Go through the listing below and list every line with "this".
[BEGIN]
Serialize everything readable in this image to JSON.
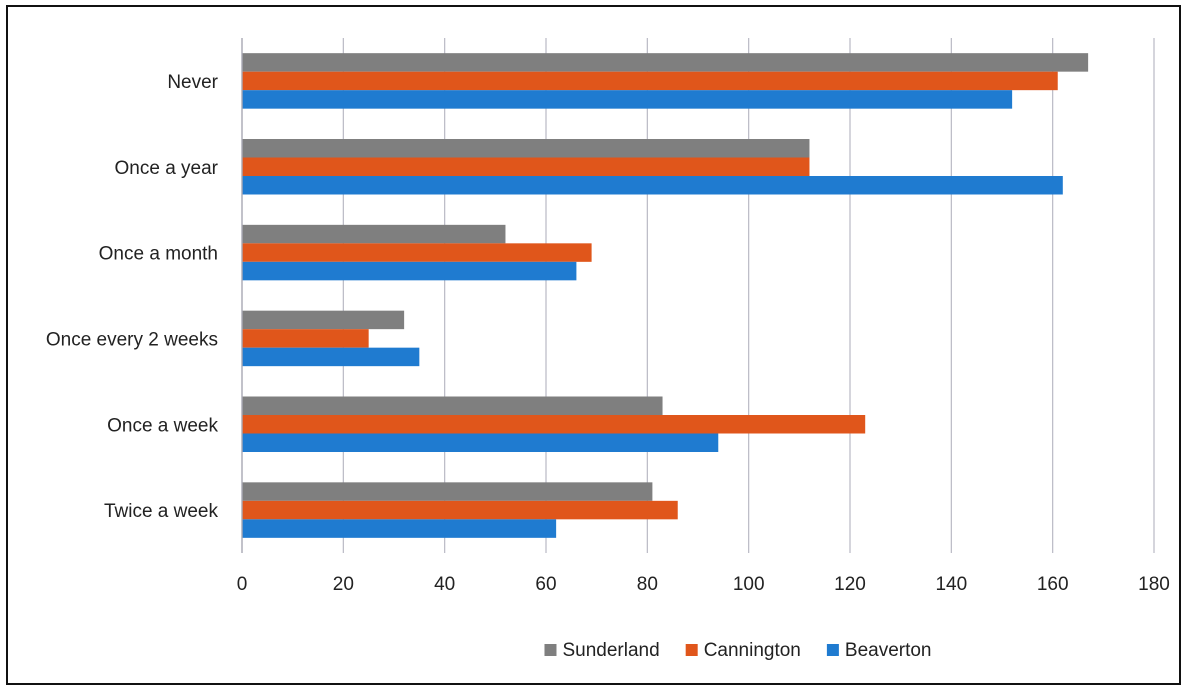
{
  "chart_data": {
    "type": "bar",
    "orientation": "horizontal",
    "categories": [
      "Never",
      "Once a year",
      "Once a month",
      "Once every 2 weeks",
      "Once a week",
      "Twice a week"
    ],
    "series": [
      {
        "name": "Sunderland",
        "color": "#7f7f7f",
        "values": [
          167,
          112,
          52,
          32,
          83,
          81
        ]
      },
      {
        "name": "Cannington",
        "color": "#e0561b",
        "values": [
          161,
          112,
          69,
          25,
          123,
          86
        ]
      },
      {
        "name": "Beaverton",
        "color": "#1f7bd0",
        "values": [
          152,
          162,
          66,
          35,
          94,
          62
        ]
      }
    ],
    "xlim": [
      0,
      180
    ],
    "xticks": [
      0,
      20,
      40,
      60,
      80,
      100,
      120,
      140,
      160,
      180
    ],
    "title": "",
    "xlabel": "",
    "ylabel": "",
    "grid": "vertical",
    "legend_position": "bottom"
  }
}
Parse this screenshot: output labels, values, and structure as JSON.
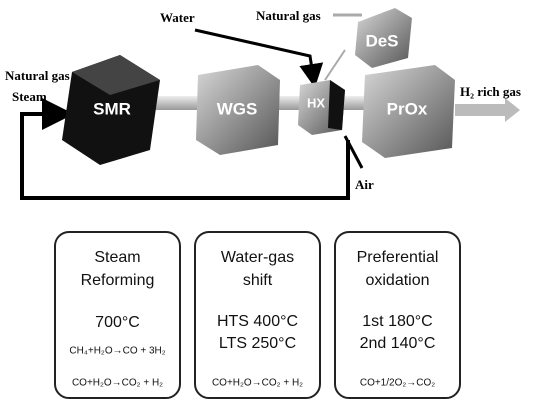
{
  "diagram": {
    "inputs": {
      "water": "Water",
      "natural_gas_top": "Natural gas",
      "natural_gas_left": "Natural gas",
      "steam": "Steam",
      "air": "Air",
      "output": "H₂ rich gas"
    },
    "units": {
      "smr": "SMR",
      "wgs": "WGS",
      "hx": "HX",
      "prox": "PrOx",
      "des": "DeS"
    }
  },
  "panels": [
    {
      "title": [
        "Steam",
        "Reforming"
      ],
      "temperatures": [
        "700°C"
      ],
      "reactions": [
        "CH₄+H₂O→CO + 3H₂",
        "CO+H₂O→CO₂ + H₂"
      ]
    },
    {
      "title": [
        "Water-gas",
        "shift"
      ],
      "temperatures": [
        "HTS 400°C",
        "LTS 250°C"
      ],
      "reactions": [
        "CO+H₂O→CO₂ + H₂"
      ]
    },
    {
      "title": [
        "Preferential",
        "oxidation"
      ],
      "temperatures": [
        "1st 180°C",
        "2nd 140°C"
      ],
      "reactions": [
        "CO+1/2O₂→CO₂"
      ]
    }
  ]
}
[END]
[BEGIN]
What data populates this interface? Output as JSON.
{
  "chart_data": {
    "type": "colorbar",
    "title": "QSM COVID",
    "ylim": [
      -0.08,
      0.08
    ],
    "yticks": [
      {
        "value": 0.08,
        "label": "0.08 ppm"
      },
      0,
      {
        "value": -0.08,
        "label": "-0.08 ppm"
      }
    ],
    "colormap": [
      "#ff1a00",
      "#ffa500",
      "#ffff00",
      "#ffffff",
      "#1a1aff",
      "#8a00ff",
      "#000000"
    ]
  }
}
[END]
Answer to the problem:
Serialize everything readable in this image to JSON.
Parse this screenshot: output labels, values, and structure as JSON.
What data populates this interface? Output as JSON.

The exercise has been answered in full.